▸ **Source records**
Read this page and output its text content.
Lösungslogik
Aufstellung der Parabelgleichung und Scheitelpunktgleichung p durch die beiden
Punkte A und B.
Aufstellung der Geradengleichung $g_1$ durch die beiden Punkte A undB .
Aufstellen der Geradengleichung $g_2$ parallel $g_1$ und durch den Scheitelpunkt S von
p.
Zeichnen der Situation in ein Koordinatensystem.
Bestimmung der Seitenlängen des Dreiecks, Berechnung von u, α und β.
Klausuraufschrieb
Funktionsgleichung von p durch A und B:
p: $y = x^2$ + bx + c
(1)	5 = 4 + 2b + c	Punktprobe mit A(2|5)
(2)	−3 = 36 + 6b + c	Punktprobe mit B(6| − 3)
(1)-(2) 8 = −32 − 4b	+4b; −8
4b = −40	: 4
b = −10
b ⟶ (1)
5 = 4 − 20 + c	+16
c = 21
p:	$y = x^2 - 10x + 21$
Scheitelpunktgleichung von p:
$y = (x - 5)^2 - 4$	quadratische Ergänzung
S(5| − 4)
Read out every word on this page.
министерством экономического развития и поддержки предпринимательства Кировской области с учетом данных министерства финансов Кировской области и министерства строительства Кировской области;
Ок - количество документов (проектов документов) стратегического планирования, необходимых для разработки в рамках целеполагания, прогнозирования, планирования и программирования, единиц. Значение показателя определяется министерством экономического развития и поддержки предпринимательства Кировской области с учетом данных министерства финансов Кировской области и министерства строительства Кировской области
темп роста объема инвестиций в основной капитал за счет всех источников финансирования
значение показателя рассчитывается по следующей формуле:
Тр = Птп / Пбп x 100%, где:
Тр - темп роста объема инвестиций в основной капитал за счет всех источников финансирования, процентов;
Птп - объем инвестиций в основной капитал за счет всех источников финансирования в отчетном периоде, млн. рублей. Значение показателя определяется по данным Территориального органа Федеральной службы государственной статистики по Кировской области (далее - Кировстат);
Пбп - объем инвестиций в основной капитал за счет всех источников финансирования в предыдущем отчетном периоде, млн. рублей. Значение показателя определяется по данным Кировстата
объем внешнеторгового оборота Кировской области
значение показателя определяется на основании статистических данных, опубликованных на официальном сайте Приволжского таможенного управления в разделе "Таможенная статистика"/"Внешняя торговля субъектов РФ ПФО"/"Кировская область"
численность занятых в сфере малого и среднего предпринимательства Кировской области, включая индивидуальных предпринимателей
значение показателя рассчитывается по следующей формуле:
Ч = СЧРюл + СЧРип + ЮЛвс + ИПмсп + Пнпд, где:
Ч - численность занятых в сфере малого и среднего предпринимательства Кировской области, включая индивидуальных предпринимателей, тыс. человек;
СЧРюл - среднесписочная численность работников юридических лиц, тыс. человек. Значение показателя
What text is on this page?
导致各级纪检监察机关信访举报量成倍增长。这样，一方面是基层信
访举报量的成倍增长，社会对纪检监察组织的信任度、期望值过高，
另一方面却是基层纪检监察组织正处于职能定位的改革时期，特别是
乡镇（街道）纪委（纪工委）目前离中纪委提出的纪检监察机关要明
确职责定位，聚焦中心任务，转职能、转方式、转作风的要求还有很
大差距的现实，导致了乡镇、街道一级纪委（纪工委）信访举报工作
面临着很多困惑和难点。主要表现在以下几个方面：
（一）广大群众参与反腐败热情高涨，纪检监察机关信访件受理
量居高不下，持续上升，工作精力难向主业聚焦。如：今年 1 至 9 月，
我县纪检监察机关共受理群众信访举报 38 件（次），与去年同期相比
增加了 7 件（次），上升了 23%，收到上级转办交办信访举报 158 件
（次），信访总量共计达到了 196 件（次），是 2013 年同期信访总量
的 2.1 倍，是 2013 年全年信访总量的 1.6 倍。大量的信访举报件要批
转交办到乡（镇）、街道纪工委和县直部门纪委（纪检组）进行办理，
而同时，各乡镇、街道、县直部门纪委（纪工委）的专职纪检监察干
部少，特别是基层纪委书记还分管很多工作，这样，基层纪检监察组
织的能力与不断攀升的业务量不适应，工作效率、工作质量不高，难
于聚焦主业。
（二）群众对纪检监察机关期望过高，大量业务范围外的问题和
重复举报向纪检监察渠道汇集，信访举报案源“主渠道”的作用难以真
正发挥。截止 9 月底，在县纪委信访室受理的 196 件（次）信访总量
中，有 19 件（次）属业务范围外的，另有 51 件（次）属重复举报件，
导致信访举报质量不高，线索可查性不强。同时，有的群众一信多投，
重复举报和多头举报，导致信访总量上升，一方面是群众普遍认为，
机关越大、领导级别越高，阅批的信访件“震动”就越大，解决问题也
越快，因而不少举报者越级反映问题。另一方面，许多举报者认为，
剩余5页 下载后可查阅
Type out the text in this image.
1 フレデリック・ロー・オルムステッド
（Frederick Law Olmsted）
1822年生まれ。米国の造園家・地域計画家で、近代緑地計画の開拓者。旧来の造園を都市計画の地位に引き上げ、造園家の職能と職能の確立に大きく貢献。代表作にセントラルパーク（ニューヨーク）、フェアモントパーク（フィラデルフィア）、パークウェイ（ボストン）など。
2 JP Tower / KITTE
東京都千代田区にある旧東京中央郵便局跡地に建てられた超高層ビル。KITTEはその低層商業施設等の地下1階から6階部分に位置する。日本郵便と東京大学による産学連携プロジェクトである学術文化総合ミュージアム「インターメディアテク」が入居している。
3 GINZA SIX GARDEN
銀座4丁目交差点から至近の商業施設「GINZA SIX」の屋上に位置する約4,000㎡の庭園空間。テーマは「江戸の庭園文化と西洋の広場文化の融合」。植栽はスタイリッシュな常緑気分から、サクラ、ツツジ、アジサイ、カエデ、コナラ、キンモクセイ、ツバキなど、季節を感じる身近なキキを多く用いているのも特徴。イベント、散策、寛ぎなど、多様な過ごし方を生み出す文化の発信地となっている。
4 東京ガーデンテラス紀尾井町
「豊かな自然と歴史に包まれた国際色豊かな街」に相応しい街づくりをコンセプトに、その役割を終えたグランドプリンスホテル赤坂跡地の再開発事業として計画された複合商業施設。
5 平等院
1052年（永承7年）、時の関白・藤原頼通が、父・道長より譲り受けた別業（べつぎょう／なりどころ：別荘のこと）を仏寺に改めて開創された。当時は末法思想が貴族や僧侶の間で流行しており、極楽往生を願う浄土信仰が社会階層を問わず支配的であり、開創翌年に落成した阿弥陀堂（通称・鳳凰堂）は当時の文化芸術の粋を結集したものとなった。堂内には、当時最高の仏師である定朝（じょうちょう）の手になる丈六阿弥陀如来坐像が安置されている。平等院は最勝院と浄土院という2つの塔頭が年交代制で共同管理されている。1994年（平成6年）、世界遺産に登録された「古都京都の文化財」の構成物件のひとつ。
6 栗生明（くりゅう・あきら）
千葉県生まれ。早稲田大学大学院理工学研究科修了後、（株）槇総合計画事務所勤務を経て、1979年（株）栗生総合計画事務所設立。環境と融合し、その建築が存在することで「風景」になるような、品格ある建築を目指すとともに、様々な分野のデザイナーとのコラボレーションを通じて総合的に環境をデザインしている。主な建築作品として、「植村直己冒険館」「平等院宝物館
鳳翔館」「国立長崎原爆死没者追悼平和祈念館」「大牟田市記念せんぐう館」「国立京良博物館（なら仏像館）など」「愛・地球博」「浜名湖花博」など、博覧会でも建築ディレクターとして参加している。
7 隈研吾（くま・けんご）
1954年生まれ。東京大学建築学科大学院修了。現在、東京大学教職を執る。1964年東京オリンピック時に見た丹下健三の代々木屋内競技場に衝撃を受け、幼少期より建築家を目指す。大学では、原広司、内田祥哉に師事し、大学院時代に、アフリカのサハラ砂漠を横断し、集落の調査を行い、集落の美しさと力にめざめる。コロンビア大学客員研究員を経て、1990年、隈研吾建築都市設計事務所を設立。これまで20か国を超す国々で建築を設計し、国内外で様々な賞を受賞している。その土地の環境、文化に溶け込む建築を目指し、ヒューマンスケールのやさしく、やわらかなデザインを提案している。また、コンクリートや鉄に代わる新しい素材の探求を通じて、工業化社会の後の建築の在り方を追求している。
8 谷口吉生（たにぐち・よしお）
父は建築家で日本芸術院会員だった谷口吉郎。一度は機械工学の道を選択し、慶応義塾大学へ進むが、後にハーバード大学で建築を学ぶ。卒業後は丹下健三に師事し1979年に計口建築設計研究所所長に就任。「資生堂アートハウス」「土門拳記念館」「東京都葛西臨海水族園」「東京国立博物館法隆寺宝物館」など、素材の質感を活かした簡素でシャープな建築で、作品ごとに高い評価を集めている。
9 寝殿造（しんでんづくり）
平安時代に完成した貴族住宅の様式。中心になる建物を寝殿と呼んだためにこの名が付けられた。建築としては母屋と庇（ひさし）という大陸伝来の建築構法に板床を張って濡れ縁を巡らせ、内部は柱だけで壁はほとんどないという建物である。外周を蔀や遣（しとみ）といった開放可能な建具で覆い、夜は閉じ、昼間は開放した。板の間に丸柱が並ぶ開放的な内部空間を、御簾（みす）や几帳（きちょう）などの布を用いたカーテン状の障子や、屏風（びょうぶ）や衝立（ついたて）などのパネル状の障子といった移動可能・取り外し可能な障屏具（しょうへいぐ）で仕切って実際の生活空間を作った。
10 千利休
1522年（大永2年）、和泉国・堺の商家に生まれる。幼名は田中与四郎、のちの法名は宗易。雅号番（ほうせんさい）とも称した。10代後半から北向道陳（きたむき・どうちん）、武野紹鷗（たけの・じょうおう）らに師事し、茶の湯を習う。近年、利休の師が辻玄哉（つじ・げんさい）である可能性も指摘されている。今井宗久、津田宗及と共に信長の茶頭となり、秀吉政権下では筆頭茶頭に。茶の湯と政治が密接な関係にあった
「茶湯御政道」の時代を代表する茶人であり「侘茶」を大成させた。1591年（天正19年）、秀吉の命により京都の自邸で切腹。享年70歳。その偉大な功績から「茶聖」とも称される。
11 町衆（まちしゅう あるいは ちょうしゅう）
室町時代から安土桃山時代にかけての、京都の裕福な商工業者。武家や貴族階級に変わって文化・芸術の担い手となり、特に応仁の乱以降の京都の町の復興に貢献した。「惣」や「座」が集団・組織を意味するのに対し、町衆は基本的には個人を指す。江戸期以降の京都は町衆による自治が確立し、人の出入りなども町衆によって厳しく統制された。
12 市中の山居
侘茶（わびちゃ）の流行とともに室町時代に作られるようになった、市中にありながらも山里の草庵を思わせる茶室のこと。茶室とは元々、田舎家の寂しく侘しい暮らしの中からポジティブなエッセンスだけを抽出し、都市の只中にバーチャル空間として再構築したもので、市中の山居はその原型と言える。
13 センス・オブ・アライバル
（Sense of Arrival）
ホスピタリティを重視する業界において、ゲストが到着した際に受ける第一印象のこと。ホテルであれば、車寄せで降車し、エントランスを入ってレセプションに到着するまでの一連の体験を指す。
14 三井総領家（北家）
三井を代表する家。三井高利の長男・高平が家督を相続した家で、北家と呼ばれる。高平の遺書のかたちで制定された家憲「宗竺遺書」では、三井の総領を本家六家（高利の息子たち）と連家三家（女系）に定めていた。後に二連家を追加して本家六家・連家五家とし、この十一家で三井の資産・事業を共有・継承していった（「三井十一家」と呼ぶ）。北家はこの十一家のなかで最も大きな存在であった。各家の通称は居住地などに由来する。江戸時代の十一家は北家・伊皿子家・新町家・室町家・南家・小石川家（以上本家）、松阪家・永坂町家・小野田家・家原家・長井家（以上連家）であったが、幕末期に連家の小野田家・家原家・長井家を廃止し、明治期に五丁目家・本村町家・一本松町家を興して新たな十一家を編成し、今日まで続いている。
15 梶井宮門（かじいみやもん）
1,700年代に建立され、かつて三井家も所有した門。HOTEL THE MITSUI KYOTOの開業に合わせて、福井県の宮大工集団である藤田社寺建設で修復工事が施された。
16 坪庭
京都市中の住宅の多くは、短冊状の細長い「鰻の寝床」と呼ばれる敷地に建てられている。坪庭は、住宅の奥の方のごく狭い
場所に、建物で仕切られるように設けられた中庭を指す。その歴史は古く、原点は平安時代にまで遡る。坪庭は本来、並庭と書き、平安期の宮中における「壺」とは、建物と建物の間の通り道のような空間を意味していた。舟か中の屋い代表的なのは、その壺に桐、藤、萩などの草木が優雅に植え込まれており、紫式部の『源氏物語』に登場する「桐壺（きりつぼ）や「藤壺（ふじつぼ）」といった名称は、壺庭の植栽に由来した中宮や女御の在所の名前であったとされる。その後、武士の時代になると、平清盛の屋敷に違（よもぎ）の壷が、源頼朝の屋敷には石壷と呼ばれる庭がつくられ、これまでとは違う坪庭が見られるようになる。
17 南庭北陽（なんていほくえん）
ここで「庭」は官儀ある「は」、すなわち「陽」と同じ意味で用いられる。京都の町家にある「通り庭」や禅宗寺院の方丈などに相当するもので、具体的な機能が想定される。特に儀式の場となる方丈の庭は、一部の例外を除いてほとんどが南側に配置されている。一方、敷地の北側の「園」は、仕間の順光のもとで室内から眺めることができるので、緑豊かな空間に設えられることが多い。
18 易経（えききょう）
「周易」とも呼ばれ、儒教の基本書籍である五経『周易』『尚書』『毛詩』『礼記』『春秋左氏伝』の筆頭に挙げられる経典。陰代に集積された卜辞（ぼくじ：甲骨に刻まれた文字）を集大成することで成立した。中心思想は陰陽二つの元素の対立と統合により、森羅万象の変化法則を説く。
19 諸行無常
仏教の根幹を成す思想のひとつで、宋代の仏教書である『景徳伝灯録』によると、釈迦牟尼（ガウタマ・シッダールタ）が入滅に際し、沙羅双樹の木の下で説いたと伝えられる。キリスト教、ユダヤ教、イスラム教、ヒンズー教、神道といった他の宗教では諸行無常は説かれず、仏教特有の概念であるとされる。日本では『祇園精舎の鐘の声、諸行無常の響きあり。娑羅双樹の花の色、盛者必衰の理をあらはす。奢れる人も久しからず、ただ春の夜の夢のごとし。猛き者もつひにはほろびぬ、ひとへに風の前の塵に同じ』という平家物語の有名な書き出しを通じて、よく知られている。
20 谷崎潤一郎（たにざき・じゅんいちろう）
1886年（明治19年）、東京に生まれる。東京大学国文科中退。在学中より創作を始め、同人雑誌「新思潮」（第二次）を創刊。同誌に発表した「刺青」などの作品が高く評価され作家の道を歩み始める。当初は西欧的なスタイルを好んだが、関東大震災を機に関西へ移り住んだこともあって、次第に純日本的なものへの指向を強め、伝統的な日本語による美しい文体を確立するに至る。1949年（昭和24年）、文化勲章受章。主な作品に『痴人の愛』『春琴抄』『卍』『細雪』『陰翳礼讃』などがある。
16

▸ **Exercise goal**
In the entries above, find each line with the word "beiden" and copy it.

▸ **Result of the exercise**
Aufstellung der Parabelgleichung und Scheitelpunktgleichung p durch die beiden
Aufstellung der Geradengleichung $g_1$ durch die beiden Punkte A undB .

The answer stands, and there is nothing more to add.